• [REQUIRED WORK] Restate each entry below without changing a word.

• [Entries of transcribed document text]
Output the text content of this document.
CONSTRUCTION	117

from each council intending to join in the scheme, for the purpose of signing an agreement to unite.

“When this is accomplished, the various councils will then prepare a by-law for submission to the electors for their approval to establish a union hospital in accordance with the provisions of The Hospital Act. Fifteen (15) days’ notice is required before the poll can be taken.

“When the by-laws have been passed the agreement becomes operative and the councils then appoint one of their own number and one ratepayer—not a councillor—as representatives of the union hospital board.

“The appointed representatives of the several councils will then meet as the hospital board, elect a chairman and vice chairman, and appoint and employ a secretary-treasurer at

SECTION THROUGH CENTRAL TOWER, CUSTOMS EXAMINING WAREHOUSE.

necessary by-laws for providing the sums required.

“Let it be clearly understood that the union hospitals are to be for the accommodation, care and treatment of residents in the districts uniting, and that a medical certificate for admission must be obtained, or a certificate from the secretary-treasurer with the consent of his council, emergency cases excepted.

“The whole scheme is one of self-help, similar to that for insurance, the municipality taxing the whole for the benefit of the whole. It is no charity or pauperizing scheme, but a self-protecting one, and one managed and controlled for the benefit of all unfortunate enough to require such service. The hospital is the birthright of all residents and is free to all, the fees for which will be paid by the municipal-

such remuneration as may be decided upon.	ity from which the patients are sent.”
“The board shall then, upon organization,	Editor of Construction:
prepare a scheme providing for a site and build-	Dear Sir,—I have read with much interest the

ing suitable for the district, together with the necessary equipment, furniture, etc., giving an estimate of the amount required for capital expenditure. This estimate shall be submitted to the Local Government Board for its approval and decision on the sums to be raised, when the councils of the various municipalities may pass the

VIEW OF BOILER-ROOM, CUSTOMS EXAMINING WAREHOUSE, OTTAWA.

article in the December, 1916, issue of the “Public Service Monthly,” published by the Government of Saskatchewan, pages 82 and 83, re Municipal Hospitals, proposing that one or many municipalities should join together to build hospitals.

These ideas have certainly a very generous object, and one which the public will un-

• [OUTPUT FOR THIS TASK]
Output the text content of this document.
CONSTRUCTION	117

from each council intending to join in the scheme, for the purpose of signing an agreement to unite.

“When this is accomplished, the various councils will then prepare a by-law for submission to the electors for their approval to establish a union hospital in accordance with the provisions of The Hospital Act. Fifteen (15) days’ notice is required before the poll can be taken.

“When the by-laws have been passed the agreement becomes operative and the councils then appoint one of their own number and one ratepayer—not a councillor—as representatives of the union hospital board.

“The appointed representatives of the several councils will then meet as the hospital board, elect a chairman and vice chairman, and appoint and employ a secretary-treasurer at

SECTION THROUGH CENTRAL TOWER, CUSTOMS EXAMINING WAREHOUSE.

necessary by-laws for providing the sums required.

“Let it be clearly understood that the union hospitals are to be for the accommodation, care and treatment of residents in the districts uniting, and that a medical certificate for admission must be obtained, or a certificate from the secretary-treasurer with the consent of his council, emergency cases excepted.

“The whole scheme is one of self-help, similar to that for insurance, the municipality taxing the whole for the benefit of the whole. It is no charity or pauperizing scheme, but a self-protecting one, and one managed and controlled for the benefit of all unfortunate enough to require such service. The hospital is the birthright of all residents and is free to all, the fees for which will be paid by the municipal-

such remuneration as may be decided upon.	ity from which the patients are sent.”
“The board shall then, upon organization,	Editor of Construction:
prepare a scheme providing for a site and build-	Dear Sir,—I have read with much interest the

ing suitable for the district, together with the necessary equipment, furniture, etc., giving an estimate of the amount required for capital expenditure. This estimate shall be submitted to the Local Government Board for its approval and decision on the sums to be raised, when the councils of the various municipalities may pass the

VIEW OF BOILER-ROOM, CUSTOMS EXAMINING WAREHOUSE, OTTAWA.

article in the December, 1916, issue of the “Public Service Monthly,” published by the Government of Saskatchewan, pages 82 and 83, re Municipal Hospitals, proposing that one or many municipalities should join together to build hospitals.

These ideas have certainly a very generous object, and one which the public will un-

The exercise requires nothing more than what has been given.